### JOB
Print every entry word for word, but omit the pictures.

━━━━━━━━━━━━━━━━━━━━━━━━━━━━━━

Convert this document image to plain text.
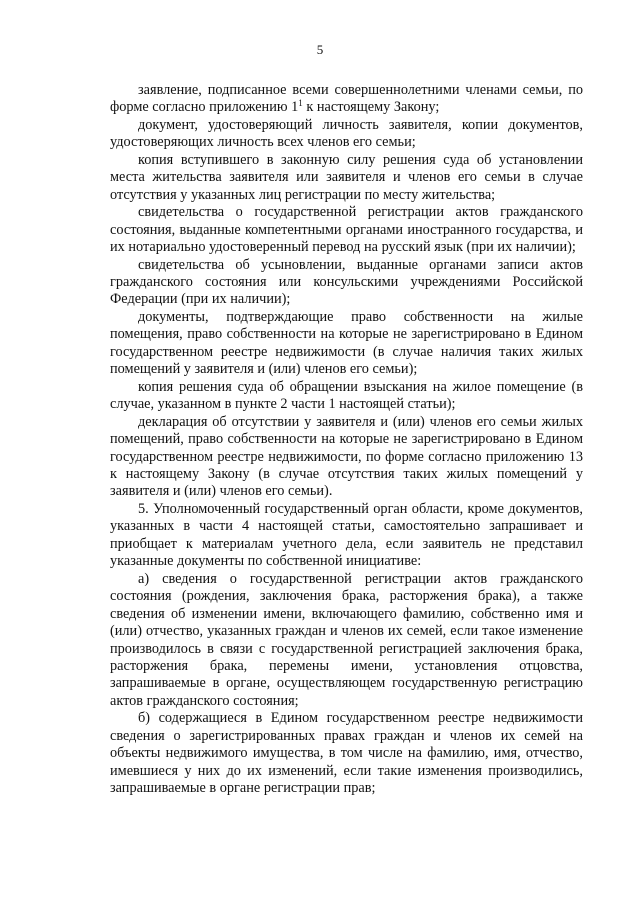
5

заявление, подписанное всеми совершеннолетними членами семьи, по форме согласно приложению $1^1$ к настоящему Закону;

документ, удостоверяющий личность заявителя, копии документов, удостоверяющих личность всех членов его семьи;

копия вступившего в законную силу решения суда об установлении места жительства заявителя или заявителя и членов его семьи в случае отсутствия у указанных лиц регистрации по месту жительства;

свидетельства о государственной регистрации актов гражданского состояния, выданные компетентными органами иностранного государства, и их нотариально удостоверенный перевод на русский язык (при их наличии);

свидетельства об усыновлении, выданные органами записи актов гражданского состояния или консульскими учреждениями Российской Федерации (при их наличии);

документы, подтверждающие право собственности на жилые помещения, право собственности на которые не зарегистрировано в Едином государственном реестре недвижимости (в случае наличия таких жилых помещений у заявителя и (или) членов его семьи);

копия решения суда об обращении взыскания на жилое помещение (в случае, указанном в пункте 2 части 1 настоящей статьи);

декларация об отсутствии у заявителя и (или) членов его семьи жилых помещений, право собственности на которые не зарегистрировано в Едином государственном реестре недвижимости, по форме согласно приложению 13 к настоящему Закону (в случае отсутствия таких жилых помещений у заявителя и (или) членов его семьи).

5. Уполномоченный государственный орган области, кроме документов, указанных в части 4 настоящей статьи, самостоятельно запрашивает и приобщает к материалам учетного дела, если заявитель не представил указанные документы по собственной инициативе:

а) сведения о государственной регистрации актов гражданского состояния (рождения, заключения брака, расторжения брака), а также сведения об изменении имени, включающего фамилию, собственно имя и (или) отчество, указанных граждан и членов их семей, если такое изменение производилось в связи с государственной регистрацией заключения брака, расторжения брака, перемены имени, установления отцовства, запрашиваемые в органе, осуществляющем государственную регистрацию актов гражданского состояния;

б) содержащиеся в Едином государственном реестре недвижимости сведения о зарегистрированных правах граждан и членов их семей на объекты недвижимого имущества, в том числе на фамилию, имя, отчество, имевшиеся у них до их изменений, если такие изменения производились, запрашиваемые в органе регистрации прав;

━━━━━━━━━━━━━━━━━━━━━━━━━━━━━━

### TASK ANSWER
Convert this document image to plain text.
5

заявление, подписанное всеми совершеннолетними членами семьи, по форме согласно приложению $1^1$ к настоящему Закону;

документ, удостоверяющий личность заявителя, копии документов, удостоверяющих личность всех членов его семьи;

копия вступившего в законную силу решения суда об установлении места жительства заявителя или заявителя и членов его семьи в случае отсутствия у указанных лиц регистрации по месту жительства;

свидетельства о государственной регистрации актов гражданского состояния, выданные компетентными органами иностранного государства, и их нотариально удостоверенный перевод на русский язык (при их наличии);

свидетельства об усыновлении, выданные органами записи актов гражданского состояния или консульскими учреждениями Российской Федерации (при их наличии);

документы, подтверждающие право собственности на жилые помещения, право собственности на которые не зарегистрировано в Едином государственном реестре недвижимости (в случае наличия таких жилых помещений у заявителя и (или) членов его семьи);

копия решения суда об обращении взыскания на жилое помещение (в случае, указанном в пункте 2 части 1 настоящей статьи);

декларация об отсутствии у заявителя и (или) членов его семьи жилых помещений, право собственности на которые не зарегистрировано в Едином государственном реестре недвижимости, по форме согласно приложению 13 к настоящему Закону (в случае отсутствия таких жилых помещений у заявителя и (или) членов его семьи).

5. Уполномоченный государственный орган области, кроме документов, указанных в части 4 настоящей статьи, самостоятельно запрашивает и приобщает к материалам учетного дела, если заявитель не представил указанные документы по собственной инициативе:

а) сведения о государственной регистрации актов гражданского состояния (рождения, заключения брака, расторжения брака), а также сведения об изменении имени, включающего фамилию, собственно имя и (или) отчество, указанных граждан и членов их семей, если такое изменение производилось в связи с государственной регистрацией заключения брака, расторжения брака, перемены имени, установления отцовства, запрашиваемые в органе, осуществляющем государственную регистрацию актов гражданского состояния;

б) содержащиеся в Едином государственном реестре недвижимости сведения о зарегистрированных правах граждан и членов их семей на объекты недвижимого имущества, в том числе на фамилию, имя, отчество, имевшиеся у них до их изменений, если такие изменения производились, запрашиваемые в органе регистрации прав;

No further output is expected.